Task brief
Repeat the data word for word. Do not include the pictures.

Entries taken from a collection:
※
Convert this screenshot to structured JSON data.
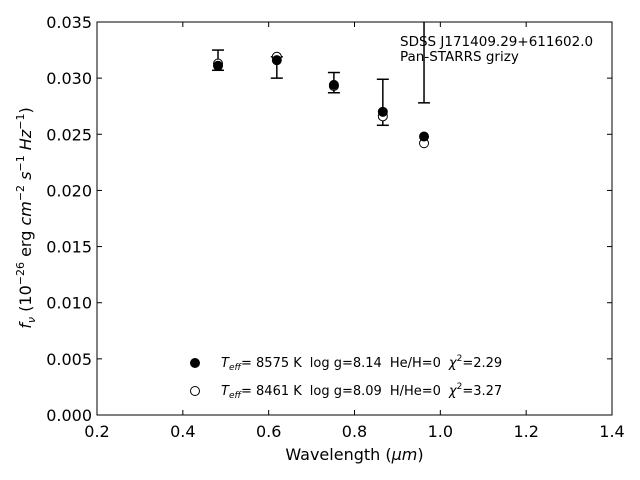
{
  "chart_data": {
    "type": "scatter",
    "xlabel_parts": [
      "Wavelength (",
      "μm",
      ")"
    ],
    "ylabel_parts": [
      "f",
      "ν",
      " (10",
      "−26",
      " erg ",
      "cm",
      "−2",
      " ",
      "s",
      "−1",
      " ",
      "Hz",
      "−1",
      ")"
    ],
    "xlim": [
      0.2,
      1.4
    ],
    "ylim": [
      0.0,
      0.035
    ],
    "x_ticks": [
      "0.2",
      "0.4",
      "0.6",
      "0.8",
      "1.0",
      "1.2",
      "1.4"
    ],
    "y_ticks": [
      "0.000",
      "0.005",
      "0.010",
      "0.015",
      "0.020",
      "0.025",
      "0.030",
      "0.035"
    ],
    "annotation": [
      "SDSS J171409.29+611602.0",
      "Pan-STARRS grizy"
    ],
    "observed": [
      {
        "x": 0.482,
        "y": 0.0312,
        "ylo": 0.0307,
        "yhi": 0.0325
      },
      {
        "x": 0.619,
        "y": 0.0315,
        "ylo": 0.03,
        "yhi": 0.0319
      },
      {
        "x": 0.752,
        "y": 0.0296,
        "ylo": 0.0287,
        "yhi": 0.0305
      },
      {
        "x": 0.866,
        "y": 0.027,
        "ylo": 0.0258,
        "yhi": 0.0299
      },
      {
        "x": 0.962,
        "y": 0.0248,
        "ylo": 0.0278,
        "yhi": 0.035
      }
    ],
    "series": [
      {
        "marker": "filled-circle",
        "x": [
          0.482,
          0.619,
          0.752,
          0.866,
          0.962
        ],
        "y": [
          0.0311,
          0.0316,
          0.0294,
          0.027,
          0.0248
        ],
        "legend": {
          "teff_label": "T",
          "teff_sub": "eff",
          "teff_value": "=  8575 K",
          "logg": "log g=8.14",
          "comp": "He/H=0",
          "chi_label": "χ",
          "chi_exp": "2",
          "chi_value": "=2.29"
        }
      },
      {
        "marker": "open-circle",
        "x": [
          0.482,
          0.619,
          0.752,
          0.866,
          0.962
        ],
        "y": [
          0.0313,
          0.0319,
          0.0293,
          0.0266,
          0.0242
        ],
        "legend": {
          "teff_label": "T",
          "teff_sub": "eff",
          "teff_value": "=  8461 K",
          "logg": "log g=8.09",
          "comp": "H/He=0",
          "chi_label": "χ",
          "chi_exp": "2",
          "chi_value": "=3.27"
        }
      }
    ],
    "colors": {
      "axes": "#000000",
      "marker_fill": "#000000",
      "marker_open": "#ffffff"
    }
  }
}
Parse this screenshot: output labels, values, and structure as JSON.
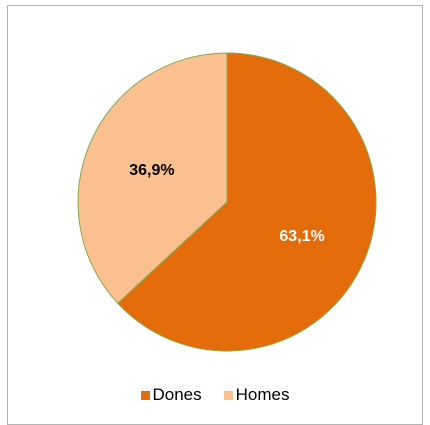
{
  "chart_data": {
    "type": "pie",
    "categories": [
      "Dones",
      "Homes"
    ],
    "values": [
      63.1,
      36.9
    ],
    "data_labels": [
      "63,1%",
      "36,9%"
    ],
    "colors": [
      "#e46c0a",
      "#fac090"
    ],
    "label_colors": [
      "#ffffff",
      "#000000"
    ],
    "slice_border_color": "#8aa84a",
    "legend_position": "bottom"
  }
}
※
Output for this exercise
Convert this screenshot to structured JSON data.
{
  "chart_data": {
    "type": "scatter",
    "xlabel_parts": [
      "Wavelength (",
      "μm",
      ")"
    ],
    "ylabel_parts": [
      "f",
      "ν",
      " (10",
      "−26",
      " erg ",
      "cm",
      "−2",
      " ",
      "s",
      "−1",
      " ",
      "Hz",
      "−1",
      ")"
    ],
    "xlim": [
      0.2,
      1.4
    ],
    "ylim": [
      0.0,
      0.035
    ],
    "x_ticks": [
      "0.2",
      "0.4",
      "0.6",
      "0.8",
      "1.0",
      "1.2",
      "1.4"
    ],
    "y_ticks": [
      "0.000",
      "0.005",
      "0.010",
      "0.015",
      "0.020",
      "0.025",
      "0.030",
      "0.035"
    ],
    "annotation": [
      "SDSS J171409.29+611602.0",
      "Pan-STARRS grizy"
    ],
    "observed": [
      {
        "x": 0.482,
        "y": 0.0312,
        "ylo": 0.0307,
        "yhi": 0.0325
      },
      {
        "x": 0.619,
        "y": 0.0315,
        "ylo": 0.03,
        "yhi": 0.0319
      },
      {
        "x": 0.752,
        "y": 0.0296,
        "ylo": 0.0287,
        "yhi": 0.0305
      },
      {
        "x": 0.866,
        "y": 0.027,
        "ylo": 0.0258,
        "yhi": 0.0299
      },
      {
        "x": 0.962,
        "y": 0.0248,
        "ylo": 0.0278,
        "yhi": 0.035
      }
    ],
    "series": [
      {
        "marker": "filled-circle",
        "x": [
          0.482,
          0.619,
          0.752,
          0.866,
          0.962
        ],
        "y": [
          0.0311,
          0.0316,
          0.0294,
          0.027,
          0.0248
        ],
        "legend": {
          "teff_label": "T",
          "teff_sub": "eff",
          "teff_value": "=  8575 K",
          "logg": "log g=8.14",
          "comp": "He/H=0",
          "chi_label": "χ",
          "chi_exp": "2",
          "chi_value": "=2.29"
        }
      },
      {
        "marker": "open-circle",
        "x": [
          0.482,
          0.619,
          0.752,
          0.866,
          0.962
        ],
        "y": [
          0.0313,
          0.0319,
          0.0293,
          0.0266,
          0.0242
        ],
        "legend": {
          "teff_label": "T",
          "teff_sub": "eff",
          "teff_value": "=  8461 K",
          "logg": "log g=8.09",
          "comp": "H/He=0",
          "chi_label": "χ",
          "chi_exp": "2",
          "chi_value": "=3.27"
        }
      }
    ],
    "colors": {
      "axes": "#000000",
      "marker_fill": "#000000",
      "marker_open": "#ffffff"
    }
  }
}
Parse this screenshot: output labels, values, and structure as JSON.
{
  "chart_data": {
    "type": "pie",
    "categories": [
      "Dones",
      "Homes"
    ],
    "values": [
      63.1,
      36.9
    ],
    "data_labels": [
      "63,1%",
      "36,9%"
    ],
    "colors": [
      "#e46c0a",
      "#fac090"
    ],
    "label_colors": [
      "#ffffff",
      "#000000"
    ],
    "slice_border_color": "#8aa84a",
    "legend_position": "bottom"
  }
}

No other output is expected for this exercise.